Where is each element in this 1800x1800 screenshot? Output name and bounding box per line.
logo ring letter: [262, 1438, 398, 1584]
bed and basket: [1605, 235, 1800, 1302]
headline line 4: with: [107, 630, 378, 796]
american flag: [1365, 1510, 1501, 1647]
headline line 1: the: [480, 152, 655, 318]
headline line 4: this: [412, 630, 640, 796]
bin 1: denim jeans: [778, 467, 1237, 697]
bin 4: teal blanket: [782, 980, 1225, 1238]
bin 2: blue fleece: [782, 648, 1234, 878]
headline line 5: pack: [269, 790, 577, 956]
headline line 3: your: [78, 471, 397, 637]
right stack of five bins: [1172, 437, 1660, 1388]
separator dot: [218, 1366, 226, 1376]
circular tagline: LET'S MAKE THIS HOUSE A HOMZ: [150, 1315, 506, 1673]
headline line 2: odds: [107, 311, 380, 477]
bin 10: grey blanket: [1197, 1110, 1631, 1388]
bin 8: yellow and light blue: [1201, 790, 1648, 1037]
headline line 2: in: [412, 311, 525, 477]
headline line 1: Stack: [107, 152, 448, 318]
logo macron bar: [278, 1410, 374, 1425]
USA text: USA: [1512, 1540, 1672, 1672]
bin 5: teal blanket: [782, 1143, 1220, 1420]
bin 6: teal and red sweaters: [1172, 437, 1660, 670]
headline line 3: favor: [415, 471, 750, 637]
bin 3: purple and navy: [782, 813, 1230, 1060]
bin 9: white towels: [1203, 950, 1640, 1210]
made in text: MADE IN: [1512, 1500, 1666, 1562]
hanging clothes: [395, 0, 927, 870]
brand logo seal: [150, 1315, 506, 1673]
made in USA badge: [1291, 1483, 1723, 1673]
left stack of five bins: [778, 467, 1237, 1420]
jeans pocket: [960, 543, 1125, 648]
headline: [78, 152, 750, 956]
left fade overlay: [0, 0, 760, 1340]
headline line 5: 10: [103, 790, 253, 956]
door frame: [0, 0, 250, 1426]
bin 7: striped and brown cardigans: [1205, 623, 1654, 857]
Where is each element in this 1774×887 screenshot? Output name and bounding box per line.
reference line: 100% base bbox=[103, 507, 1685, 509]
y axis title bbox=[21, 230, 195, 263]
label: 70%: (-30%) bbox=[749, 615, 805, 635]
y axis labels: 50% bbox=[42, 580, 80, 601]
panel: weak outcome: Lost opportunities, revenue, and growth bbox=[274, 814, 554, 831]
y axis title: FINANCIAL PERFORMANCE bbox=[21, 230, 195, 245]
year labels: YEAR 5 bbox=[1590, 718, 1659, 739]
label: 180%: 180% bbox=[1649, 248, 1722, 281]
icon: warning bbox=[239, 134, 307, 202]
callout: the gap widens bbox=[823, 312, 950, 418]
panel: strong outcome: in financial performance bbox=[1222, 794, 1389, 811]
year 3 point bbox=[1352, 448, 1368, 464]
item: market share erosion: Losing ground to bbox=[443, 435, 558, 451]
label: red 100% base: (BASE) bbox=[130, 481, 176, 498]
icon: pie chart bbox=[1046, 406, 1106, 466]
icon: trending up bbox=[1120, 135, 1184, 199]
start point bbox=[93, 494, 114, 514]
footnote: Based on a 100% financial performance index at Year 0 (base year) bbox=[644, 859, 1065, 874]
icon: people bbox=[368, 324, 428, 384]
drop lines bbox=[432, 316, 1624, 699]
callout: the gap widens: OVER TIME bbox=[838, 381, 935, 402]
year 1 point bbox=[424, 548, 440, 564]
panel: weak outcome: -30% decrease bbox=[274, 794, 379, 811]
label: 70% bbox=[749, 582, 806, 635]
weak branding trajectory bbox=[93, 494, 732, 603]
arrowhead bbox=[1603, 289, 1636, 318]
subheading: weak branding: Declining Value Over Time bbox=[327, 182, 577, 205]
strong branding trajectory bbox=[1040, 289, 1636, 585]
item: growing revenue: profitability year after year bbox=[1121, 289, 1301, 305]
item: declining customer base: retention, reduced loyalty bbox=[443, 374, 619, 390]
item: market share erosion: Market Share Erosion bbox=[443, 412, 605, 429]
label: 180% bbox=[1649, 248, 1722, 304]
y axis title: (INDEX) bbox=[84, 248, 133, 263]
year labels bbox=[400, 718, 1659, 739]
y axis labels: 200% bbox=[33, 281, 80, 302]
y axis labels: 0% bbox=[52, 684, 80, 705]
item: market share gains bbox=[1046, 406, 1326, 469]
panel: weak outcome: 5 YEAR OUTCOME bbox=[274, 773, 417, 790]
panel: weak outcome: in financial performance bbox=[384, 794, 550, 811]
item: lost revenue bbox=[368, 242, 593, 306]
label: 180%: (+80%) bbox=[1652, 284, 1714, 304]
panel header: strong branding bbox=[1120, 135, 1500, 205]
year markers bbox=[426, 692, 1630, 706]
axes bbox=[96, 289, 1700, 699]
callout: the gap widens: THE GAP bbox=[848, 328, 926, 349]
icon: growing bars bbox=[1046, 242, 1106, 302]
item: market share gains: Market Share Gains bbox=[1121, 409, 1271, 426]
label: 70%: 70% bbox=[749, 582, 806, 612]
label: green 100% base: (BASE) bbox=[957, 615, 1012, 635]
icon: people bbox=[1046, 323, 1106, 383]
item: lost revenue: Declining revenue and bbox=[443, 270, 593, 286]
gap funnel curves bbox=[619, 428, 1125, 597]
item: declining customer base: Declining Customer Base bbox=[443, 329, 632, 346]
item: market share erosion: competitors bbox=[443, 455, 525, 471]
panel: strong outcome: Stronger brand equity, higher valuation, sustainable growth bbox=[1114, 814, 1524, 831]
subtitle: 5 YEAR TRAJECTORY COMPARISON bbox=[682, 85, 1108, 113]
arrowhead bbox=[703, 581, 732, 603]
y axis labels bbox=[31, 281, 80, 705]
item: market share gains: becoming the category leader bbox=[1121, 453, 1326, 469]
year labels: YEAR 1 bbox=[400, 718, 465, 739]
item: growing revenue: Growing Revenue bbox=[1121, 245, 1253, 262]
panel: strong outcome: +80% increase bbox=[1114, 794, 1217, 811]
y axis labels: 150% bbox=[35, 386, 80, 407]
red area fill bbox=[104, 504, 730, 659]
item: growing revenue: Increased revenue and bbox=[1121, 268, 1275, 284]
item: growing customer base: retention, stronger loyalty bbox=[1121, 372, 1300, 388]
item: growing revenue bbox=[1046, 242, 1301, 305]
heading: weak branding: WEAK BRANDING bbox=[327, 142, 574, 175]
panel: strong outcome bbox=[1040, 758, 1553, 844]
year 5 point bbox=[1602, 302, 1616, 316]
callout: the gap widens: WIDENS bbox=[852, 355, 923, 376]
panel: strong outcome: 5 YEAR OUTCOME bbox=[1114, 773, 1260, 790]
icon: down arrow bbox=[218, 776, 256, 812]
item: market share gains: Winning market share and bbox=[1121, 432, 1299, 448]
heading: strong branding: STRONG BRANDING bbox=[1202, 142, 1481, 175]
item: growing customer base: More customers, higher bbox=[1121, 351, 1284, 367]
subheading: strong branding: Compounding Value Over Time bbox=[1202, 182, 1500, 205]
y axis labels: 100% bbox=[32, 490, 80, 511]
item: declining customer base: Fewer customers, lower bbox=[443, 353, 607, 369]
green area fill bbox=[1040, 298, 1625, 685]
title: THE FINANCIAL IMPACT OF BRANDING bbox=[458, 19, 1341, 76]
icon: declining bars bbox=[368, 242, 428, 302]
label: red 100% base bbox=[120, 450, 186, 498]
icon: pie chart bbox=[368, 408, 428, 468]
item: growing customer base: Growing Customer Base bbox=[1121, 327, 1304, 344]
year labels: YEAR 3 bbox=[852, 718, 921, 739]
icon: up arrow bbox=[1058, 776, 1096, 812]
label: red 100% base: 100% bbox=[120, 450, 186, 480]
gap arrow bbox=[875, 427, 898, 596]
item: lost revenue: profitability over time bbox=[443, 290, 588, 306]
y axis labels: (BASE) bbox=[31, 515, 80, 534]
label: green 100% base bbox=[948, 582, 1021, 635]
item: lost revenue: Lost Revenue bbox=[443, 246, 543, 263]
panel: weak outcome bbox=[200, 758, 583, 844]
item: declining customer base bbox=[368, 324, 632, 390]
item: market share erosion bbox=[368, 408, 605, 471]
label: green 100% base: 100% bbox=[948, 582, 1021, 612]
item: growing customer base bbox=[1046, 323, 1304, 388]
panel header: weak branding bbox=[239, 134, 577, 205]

> Aim of the exercise: Rewrite the listing from its start through the line containing "headline line 4: with: [107, 630, 378, 796]", with "screenshot" replaced by "image" and nothing else changed.

> Exercise solution:
Where is each element in this 1800x1800 image? Output name and bounding box per line.
logo ring letter: [262, 1438, 398, 1584]
bed and basket: [1605, 235, 1800, 1302]
headline line 4: with: [107, 630, 378, 796]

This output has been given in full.